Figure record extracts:
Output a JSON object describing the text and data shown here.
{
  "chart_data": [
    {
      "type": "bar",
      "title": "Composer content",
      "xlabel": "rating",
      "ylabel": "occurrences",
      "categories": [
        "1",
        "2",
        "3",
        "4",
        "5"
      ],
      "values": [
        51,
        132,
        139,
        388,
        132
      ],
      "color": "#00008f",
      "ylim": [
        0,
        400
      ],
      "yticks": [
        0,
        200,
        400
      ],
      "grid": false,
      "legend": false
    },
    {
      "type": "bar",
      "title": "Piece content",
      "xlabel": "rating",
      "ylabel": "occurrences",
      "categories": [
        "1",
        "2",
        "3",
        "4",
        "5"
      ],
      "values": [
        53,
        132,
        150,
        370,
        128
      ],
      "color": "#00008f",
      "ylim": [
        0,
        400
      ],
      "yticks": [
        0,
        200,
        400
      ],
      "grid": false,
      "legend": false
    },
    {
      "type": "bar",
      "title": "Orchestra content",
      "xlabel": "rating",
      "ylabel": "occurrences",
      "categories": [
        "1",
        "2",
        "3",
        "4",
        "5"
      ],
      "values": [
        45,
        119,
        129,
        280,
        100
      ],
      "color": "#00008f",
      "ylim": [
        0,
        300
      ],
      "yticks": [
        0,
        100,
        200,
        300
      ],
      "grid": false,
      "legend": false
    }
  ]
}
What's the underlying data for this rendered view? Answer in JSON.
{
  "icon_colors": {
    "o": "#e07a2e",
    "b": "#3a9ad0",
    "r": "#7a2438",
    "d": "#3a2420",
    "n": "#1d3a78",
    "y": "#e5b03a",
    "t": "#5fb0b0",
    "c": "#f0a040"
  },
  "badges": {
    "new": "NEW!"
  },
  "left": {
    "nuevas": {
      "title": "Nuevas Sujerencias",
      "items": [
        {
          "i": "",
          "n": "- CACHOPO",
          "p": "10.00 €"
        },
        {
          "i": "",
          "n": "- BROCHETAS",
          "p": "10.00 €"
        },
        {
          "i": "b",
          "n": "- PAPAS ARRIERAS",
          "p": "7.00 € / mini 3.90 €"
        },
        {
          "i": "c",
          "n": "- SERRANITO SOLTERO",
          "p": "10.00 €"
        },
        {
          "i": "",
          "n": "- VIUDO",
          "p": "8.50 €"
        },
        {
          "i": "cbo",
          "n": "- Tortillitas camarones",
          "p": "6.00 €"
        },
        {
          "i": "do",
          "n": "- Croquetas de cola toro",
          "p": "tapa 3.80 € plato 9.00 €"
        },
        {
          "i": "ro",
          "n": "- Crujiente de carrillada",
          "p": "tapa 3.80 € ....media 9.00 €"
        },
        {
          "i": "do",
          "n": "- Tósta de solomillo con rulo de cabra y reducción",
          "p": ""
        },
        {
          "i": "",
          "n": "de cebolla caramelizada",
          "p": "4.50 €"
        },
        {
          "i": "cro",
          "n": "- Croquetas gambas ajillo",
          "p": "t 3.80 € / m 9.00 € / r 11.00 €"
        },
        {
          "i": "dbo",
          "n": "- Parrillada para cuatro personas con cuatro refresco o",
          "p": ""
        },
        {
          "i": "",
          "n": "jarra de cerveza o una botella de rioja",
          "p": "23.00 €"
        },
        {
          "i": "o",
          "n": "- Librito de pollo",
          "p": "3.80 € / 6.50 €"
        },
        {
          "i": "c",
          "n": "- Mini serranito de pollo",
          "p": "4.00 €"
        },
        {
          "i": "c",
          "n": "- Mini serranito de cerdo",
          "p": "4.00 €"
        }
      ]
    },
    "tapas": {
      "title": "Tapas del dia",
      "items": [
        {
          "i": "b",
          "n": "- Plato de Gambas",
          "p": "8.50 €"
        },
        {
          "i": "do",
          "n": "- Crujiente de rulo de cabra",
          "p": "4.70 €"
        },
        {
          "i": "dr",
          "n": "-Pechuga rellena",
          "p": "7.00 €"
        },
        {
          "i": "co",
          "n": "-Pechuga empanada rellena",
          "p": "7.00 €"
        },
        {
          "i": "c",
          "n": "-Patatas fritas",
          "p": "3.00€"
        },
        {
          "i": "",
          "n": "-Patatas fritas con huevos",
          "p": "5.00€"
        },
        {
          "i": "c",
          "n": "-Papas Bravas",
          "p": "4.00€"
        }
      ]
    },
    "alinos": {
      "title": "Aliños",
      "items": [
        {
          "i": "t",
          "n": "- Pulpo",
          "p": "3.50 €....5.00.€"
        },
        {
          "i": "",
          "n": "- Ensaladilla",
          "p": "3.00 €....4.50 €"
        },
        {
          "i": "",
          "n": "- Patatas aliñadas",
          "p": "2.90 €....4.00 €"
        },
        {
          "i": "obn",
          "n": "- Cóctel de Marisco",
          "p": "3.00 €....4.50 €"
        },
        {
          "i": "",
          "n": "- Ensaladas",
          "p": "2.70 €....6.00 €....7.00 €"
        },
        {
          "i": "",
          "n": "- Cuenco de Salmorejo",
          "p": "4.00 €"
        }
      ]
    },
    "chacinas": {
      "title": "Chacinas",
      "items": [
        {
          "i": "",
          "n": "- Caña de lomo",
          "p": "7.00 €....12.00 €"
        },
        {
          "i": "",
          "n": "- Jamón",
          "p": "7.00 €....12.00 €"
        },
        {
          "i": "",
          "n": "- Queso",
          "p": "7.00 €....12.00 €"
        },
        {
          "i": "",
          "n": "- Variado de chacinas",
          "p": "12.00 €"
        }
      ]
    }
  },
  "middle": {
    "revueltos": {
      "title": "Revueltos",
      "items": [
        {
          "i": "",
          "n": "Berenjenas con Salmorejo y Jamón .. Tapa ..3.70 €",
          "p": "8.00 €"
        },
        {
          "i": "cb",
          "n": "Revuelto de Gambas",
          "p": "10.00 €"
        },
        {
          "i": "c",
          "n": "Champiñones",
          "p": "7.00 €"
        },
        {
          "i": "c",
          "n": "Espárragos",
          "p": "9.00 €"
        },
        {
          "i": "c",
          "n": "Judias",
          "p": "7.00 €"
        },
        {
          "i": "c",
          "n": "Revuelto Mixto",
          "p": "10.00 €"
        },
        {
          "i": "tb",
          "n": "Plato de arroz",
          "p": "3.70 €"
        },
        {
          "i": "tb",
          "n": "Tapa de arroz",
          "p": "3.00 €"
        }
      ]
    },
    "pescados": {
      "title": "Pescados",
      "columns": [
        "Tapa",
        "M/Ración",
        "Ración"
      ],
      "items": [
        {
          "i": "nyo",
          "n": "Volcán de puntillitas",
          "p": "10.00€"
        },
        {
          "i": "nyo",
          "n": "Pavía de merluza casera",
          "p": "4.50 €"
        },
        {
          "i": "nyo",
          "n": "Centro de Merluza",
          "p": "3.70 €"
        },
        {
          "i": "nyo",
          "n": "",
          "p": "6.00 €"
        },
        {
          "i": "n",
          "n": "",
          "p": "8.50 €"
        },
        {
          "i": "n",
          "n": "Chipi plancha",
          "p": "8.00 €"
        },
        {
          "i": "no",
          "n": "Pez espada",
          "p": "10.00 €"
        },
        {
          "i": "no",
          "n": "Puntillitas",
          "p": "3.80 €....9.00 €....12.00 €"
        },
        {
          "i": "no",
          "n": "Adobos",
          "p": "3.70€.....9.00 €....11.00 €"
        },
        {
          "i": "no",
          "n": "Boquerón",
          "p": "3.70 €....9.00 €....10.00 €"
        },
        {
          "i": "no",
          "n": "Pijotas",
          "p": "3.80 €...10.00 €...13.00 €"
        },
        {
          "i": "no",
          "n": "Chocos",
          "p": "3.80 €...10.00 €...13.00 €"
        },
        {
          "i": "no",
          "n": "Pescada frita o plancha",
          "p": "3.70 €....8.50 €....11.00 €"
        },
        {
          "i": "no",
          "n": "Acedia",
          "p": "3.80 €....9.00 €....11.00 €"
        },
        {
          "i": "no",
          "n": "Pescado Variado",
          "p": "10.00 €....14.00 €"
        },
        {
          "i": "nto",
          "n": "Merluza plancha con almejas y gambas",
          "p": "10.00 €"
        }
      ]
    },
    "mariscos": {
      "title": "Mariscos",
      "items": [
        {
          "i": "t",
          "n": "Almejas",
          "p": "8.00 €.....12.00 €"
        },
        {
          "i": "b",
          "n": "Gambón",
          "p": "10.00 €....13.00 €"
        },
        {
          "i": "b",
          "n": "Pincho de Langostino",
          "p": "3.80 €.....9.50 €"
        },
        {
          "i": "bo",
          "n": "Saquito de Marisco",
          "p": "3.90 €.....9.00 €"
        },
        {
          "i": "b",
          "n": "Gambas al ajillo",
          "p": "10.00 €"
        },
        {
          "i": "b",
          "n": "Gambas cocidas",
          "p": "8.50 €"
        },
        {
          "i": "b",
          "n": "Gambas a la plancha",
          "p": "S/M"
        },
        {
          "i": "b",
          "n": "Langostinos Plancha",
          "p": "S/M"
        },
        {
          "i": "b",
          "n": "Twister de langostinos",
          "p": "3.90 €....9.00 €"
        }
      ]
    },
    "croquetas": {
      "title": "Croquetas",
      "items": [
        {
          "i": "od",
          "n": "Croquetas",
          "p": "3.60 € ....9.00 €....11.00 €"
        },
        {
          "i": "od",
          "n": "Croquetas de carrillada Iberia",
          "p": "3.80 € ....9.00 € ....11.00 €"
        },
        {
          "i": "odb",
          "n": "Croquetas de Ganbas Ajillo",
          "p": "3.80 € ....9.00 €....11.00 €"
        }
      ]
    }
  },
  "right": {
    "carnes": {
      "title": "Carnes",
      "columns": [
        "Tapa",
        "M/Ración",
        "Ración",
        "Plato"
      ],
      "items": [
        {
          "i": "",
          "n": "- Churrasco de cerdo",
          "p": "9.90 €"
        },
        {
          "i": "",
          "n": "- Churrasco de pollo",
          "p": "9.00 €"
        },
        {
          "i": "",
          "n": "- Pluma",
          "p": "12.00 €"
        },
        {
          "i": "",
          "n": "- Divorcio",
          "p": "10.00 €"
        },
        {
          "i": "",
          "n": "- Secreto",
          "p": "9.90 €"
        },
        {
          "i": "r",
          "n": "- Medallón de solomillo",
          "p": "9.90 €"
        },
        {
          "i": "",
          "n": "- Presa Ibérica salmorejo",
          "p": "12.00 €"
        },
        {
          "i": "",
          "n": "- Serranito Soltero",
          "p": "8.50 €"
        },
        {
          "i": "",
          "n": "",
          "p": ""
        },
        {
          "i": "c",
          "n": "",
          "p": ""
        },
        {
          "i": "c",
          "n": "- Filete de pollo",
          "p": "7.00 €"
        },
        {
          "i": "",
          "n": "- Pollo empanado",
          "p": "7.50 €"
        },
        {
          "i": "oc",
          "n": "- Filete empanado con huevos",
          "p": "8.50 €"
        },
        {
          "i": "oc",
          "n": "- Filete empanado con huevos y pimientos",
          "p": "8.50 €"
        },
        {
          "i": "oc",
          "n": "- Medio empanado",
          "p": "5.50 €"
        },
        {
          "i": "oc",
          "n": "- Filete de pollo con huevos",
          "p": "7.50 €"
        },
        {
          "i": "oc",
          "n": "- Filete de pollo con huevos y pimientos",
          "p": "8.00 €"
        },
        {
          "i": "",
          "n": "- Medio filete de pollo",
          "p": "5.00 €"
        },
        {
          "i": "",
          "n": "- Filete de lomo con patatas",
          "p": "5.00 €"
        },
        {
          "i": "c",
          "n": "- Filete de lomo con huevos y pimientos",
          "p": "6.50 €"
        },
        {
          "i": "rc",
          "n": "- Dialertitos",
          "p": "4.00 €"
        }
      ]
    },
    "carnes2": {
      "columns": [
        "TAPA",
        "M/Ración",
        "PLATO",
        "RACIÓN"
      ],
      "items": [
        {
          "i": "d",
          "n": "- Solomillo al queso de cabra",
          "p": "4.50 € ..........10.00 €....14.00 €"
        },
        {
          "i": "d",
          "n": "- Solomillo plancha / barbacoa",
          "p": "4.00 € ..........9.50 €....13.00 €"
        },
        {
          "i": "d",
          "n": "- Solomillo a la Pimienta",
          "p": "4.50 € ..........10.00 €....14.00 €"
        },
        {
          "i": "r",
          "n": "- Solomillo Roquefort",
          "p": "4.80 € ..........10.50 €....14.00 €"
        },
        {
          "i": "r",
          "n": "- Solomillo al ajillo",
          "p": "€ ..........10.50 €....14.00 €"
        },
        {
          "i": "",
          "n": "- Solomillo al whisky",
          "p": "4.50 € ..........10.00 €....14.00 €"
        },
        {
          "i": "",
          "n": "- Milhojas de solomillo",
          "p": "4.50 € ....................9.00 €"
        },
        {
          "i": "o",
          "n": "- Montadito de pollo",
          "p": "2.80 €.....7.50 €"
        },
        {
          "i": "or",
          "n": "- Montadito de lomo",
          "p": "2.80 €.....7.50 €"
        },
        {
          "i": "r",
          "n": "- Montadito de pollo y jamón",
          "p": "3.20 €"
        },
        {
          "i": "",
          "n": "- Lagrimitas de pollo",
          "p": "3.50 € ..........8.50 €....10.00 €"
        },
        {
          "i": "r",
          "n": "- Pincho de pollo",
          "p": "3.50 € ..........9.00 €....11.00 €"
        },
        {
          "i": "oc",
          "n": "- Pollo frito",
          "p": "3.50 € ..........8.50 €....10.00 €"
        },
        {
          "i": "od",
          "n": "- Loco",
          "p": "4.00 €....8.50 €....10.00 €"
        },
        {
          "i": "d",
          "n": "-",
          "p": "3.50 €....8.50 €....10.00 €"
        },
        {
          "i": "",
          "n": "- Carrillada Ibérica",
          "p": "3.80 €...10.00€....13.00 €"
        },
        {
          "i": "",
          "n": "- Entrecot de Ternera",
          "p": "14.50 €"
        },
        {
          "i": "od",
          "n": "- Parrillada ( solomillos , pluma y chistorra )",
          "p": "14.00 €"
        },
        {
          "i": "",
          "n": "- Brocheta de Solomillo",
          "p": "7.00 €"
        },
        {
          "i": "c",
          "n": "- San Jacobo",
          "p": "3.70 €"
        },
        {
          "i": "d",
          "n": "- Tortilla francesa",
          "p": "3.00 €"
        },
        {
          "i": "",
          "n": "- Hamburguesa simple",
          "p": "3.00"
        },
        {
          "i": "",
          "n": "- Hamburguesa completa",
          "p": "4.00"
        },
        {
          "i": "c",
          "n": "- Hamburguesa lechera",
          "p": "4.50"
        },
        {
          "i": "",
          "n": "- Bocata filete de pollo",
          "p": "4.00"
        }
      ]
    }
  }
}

> [What the task requires] Filter for "fritas". Return all lines that hold it.

> [Reply]
          "n": "-Patatas fritas",
          "n": "-Patatas fritas con huevos",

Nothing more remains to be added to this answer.